**TEXT BLOCK:**
Yeah blazor seems to be a re implementation of the same ideas with webassembly and a newer version of .net. I have a feeling it will have the same security holes eventually.
Since it runs in the Browser JS sandbox there will be a lower security footprint than the NPAPI Silverlight plugin. JS libraries can certainly still cause other web security issues but you shouldn’t be able to escape the browser just because you’re running this library.
What is your complaint about silver light? From a user perspective, the only issue I had with it was that you had to install yet another software plugin. But if it’s invisible to end users, I don’t see an issue. Though maybe you developed in it?
I honestly don't know if that's a silverlight issue or implementation problem, but having to work with admin consoles implemented in silverlight in Microsoft product I can say they offer awful experience.
Loading time is terrible, movement between fields is clunky and if you use tab to pass fields your input will be deleted.
Left clicks are not a thing.
Moving back and forth lose state.
Responsive design is not a thing.
I'm waiting so long for it to reach end of life already.
Most of those things happen regardless of UI tech, in HTML as well. That's less an argument against a particular framework, but rather an argument to not build shoddy UIs.
It is way worse than your average HTML. Again, I'm not sure if those defects are the framework faults or the UI implementation, but deleting input from field when pressing tab isn't something I encountered in any HTML interface. Loading time is also similar to a desktop 1st person shooter, not to HTML.
Trust was my biggest objection to it... There was no reasonable/complete Linux implementation available, and at that point Microsoft had never supported a technology (other than office) outside of Windows for more than 2 releases that I could recall.
In general, I really liked the package model, it's close to what I'd hoped Flash would become after Adobe acquisition. I do like React a bit better than Silverlight, but the tech and usability wasn't really bad, just more of a risk aversion for myself.

**GIVEN ENTRIES:**
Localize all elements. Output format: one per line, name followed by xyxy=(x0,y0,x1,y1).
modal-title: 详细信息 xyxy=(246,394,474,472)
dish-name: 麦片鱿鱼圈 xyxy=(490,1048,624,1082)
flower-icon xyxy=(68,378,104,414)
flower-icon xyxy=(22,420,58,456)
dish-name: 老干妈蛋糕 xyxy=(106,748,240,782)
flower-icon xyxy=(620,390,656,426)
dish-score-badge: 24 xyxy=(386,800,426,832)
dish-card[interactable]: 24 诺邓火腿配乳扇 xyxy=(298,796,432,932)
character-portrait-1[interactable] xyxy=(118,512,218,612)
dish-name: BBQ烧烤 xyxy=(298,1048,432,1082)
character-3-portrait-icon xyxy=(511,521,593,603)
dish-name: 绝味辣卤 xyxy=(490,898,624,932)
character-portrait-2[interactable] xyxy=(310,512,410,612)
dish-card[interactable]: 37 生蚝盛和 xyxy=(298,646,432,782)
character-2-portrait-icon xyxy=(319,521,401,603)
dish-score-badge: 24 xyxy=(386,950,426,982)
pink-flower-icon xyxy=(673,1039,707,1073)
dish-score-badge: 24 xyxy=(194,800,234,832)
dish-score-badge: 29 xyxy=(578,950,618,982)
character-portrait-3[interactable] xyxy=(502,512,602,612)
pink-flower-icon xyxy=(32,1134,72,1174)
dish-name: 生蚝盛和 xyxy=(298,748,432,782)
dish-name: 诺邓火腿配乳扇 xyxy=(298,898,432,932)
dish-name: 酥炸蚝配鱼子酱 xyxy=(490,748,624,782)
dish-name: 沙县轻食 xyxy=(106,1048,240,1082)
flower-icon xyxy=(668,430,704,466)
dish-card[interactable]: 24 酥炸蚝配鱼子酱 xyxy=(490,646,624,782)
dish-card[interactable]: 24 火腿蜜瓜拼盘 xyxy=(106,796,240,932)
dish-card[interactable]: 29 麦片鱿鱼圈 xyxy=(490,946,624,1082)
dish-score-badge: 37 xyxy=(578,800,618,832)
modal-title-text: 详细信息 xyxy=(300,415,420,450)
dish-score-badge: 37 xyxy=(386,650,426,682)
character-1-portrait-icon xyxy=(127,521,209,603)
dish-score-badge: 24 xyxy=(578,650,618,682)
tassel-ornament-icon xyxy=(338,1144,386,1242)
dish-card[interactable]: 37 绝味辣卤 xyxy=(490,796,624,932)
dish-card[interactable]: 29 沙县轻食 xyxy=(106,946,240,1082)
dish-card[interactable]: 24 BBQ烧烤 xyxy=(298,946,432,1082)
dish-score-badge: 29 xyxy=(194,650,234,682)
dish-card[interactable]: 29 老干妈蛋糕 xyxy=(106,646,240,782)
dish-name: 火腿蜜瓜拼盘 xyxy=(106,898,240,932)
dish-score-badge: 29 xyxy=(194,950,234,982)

**EXERCISE PROMPT:**
Translate this sentence from the comments about Silverlight into Spanish: "Since it runs in the Browser JS sandbox there will be a lower security footprint than the NPAPI Silverlight plugin."

**WRITTEN ANSWER:**
Como se ejecuta en el sandbox de JS del navegador, habrá una huella de seguridad menor que con el complemento NPAPI de Silverlight.